## Task to carry out
Extract the passage of the article on the proposed Gateway Plan Advisory Committee that falls between "Gateway Plan Advisory Committee proposed" and "and video here.", inclusive, copying it word for word.

## Excerpt provided
================================
(from the Thursday, August 11th lead article at Arcata1.com)
See also: The Gateway Plan Advisory Committee: Why it’s crucial
The original request, from the August 9th Planning Commission meeting agenda packet, is here.
Gateway Plan Advisory Committee proposed
At the Tuesday, August 9th Planning Commission meeting, a period of over an hour was devoted to the presentation by Scott McBain, and subsequent questions and discussion, for plans for a Gateway Plan Advisory Committee. See transcription and video here.
The Advisory Committee, made up of perhaps 7 to 9 members appointed by the City Council, would serve as an adjunct to the the Planning Commission, the City’s Committees, and City Staff to more fully research, explore, and obtain public input on some of the larger issues affecting the Gateway plan and its process. This Advisory Committee would in no way replace the work of the existing operational groups, but could provide in-depth reporting on matters that simply cannot be covered over the course of a two-hour or three-hour meeting.
For anyone who thinks that the Commission and the Committees have it all covered and “there’s no additional meaningful fact finding or public review … which an ad hoc committee would add to the process,” as Colin Fiske said at the August 9th Planning Commission meeting, I only need to direct him and others to the example — one of many such examples — shown in the testimony of Arcata Fire District Board of Directors member Eric Loudenslager at the previous Planning Commission meeting, just five days earlier. See the entry on August 8th on this page here or read his words in full here.
================================
## Excerpted records

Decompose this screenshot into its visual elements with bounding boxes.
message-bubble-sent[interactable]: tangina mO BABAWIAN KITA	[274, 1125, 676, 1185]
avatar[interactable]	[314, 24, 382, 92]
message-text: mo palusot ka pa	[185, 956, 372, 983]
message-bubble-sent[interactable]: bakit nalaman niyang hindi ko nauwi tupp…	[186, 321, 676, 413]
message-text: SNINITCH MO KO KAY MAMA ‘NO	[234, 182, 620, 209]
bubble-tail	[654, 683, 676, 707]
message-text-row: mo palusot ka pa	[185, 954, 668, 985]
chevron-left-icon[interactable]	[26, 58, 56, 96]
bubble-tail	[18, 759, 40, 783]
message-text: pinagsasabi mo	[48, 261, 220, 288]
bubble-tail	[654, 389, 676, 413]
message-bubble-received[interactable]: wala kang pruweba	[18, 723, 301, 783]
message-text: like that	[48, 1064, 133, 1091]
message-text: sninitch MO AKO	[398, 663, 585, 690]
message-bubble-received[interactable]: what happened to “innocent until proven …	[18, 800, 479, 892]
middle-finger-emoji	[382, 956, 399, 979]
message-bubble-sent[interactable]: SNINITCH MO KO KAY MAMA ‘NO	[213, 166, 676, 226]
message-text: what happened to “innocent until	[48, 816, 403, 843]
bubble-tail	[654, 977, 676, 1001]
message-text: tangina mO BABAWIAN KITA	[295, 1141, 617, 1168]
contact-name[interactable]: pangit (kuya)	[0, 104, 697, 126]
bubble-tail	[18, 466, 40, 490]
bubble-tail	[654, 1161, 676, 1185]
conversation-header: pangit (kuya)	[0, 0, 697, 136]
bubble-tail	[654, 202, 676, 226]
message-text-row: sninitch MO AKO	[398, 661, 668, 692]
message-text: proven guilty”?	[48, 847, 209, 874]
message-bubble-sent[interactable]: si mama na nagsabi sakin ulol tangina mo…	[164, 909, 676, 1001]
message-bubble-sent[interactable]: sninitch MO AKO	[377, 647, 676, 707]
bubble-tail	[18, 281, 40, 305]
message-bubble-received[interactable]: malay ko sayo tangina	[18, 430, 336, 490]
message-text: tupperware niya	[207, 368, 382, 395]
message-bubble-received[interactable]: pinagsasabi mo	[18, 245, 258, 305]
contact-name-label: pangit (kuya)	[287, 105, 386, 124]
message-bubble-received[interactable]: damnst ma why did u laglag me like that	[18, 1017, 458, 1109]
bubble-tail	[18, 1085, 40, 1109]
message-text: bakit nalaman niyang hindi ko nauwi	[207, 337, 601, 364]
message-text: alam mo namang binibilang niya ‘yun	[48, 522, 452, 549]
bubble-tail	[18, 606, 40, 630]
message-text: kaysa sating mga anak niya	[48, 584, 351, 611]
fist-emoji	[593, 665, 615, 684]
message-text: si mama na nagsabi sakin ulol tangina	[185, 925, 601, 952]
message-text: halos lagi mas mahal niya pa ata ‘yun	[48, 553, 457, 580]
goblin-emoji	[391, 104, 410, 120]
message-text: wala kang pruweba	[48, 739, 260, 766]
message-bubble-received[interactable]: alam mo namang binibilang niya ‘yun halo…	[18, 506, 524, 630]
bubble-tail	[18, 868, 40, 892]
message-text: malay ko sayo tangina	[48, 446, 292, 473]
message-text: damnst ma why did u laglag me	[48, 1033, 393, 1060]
================================
## Task output
Gateway Plan Advisory Committee proposed
At the Tuesday, August 9th Planning Commission meeting, a period of over an hour was devoted to the presentation by Scott McBain, and subsequent questions and discussion, for plans for a Gateway Plan Advisory Committee. See transcription and video here.